Quote all entries exactly, leaving pictures aside.
=== EXCERPTED RECORDS ===
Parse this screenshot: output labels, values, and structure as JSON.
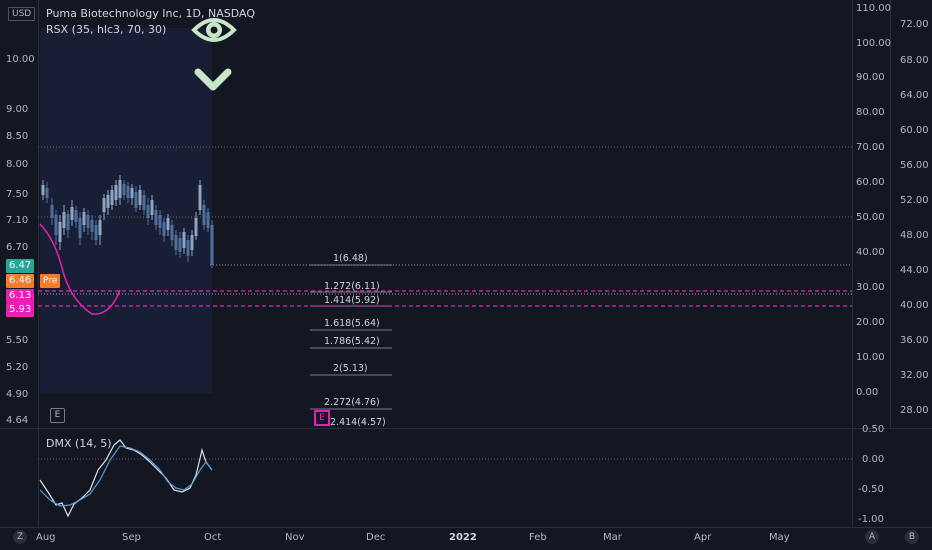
{
  "header": {
    "currency": "USD",
    "symbol_title": "Puma Biotechnology Inc, 1D, NASDAQ",
    "indicator_1": "RSX (35, hlc3, 70, 30)",
    "indicator_2": "DMX (14, 5)"
  },
  "price_axis_left": [
    "10.00",
    "9.00",
    "8.50",
    "8.00",
    "7.50",
    "7.10",
    "6.70",
    "5.50",
    "5.20",
    "4.90",
    "4.64"
  ],
  "price_tags": {
    "last": "6.47",
    "pre_value": "6.46",
    "pre_label": "Pre",
    "level_a": "6.13",
    "level_b": "5.93"
  },
  "rsx_axis": [
    "110.00",
    "100.00",
    "90.00",
    "80.00",
    "70.00",
    "60.00",
    "50.00",
    "40.00",
    "30.00",
    "20.00",
    "10.00",
    "0.00"
  ],
  "price_axis_right": [
    "72.00",
    "68.00",
    "64.00",
    "60.00",
    "56.00",
    "52.00",
    "48.00",
    "44.00",
    "40.00",
    "36.00",
    "32.00",
    "28.00"
  ],
  "dmx_axis": [
    "0.50",
    "0.00",
    "-0.50",
    "-1.00"
  ],
  "fib_levels": [
    "1(6.48)",
    "1.272(6.11)",
    "1.414(5.92)",
    "1.618(5.64)",
    "1.786(5.42)",
    "2(5.13)",
    "2.272(4.76)",
    "2.414(4.57)"
  ],
  "earnings_marker": "E",
  "time_axis": [
    "Aug",
    "Sep",
    "Oct",
    "Nov",
    "Dec",
    "2022",
    "Feb",
    "Mar",
    "Apr",
    "May"
  ],
  "bottom_buttons": {
    "left": "Z",
    "auto": "A",
    "right": "B"
  },
  "colors": {
    "background": "#131722",
    "candle_up": "#8fa6c3",
    "candle_down": "#4f6f9b",
    "fib_line": "#787b86",
    "magenta": "#e91eb4",
    "last_tag": "#26a69a",
    "pre_tag": "#f57c2a",
    "eye_icon": "#c8e6c9"
  }
}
===
RESULT FOR THIS TASK =>
Parse this screenshot: output labels, values, and structure as JSON.
{
  "header": {
    "currency": "USD",
    "symbol_title": "Puma Biotechnology Inc, 1D, NASDAQ",
    "indicator_1": "RSX (35, hlc3, 70, 30)",
    "indicator_2": "DMX (14, 5)"
  },
  "price_axis_left": [
    "10.00",
    "9.00",
    "8.50",
    "8.00",
    "7.50",
    "7.10",
    "6.70",
    "5.50",
    "5.20",
    "4.90",
    "4.64"
  ],
  "price_tags": {
    "last": "6.47",
    "pre_value": "6.46",
    "pre_label": "Pre",
    "level_a": "6.13",
    "level_b": "5.93"
  },
  "rsx_axis": [
    "110.00",
    "100.00",
    "90.00",
    "80.00",
    "70.00",
    "60.00",
    "50.00",
    "40.00",
    "30.00",
    "20.00",
    "10.00",
    "0.00"
  ],
  "price_axis_right": [
    "72.00",
    "68.00",
    "64.00",
    "60.00",
    "56.00",
    "52.00",
    "48.00",
    "44.00",
    "40.00",
    "36.00",
    "32.00",
    "28.00"
  ],
  "dmx_axis": [
    "0.50",
    "0.00",
    "-0.50",
    "-1.00"
  ],
  "fib_levels": [
    "1(6.48)",
    "1.272(6.11)",
    "1.414(5.92)",
    "1.618(5.64)",
    "1.786(5.42)",
    "2(5.13)",
    "2.272(4.76)",
    "2.414(4.57)"
  ],
  "earnings_marker": "E",
  "time_axis": [
    "Aug",
    "Sep",
    "Oct",
    "Nov",
    "Dec",
    "2022",
    "Feb",
    "Mar",
    "Apr",
    "May"
  ],
  "bottom_buttons": {
    "left": "Z",
    "auto": "A",
    "right": "B"
  },
  "colors": {
    "background": "#131722",
    "candle_up": "#8fa6c3",
    "candle_down": "#4f6f9b",
    "fib_line": "#787b86",
    "magenta": "#e91eb4",
    "last_tag": "#26a69a",
    "pre_tag": "#f57c2a",
    "eye_icon": "#c8e6c9"
  }
}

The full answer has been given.